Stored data
_ _ _ _ _ _ _

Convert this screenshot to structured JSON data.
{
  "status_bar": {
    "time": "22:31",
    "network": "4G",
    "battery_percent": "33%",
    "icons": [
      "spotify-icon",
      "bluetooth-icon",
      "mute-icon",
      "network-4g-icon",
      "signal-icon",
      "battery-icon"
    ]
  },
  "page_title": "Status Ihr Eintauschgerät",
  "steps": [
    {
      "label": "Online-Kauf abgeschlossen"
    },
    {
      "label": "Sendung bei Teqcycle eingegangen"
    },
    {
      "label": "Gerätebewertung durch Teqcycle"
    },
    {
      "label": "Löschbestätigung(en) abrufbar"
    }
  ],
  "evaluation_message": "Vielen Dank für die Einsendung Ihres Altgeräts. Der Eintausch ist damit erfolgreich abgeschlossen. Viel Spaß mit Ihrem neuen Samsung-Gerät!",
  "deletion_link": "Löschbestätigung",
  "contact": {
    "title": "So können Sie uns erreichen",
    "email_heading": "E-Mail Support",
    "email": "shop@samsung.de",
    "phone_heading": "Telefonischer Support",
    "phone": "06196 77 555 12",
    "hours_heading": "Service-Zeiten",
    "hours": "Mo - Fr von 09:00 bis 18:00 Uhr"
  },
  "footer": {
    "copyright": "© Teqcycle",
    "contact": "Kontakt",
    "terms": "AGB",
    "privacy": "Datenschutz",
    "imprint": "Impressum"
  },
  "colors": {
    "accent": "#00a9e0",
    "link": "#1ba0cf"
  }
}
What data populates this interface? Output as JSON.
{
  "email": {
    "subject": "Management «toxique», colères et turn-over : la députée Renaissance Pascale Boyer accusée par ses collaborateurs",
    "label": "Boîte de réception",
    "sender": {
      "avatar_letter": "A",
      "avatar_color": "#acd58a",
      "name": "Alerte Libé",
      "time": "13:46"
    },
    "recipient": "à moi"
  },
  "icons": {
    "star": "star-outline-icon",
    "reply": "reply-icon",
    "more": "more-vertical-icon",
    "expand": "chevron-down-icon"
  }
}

_ _ _ _ _ _ _

▸ **Exercise prompt**
Using the listing above, list every line in which the string "Teqcycle" occurs.

▸ **Final answer**
      "label": "Sendung bei Teqcycle eingegangen"
      "label": "Gerätebewertung durch Teqcycle"
    "copyright": "© Teqcycle",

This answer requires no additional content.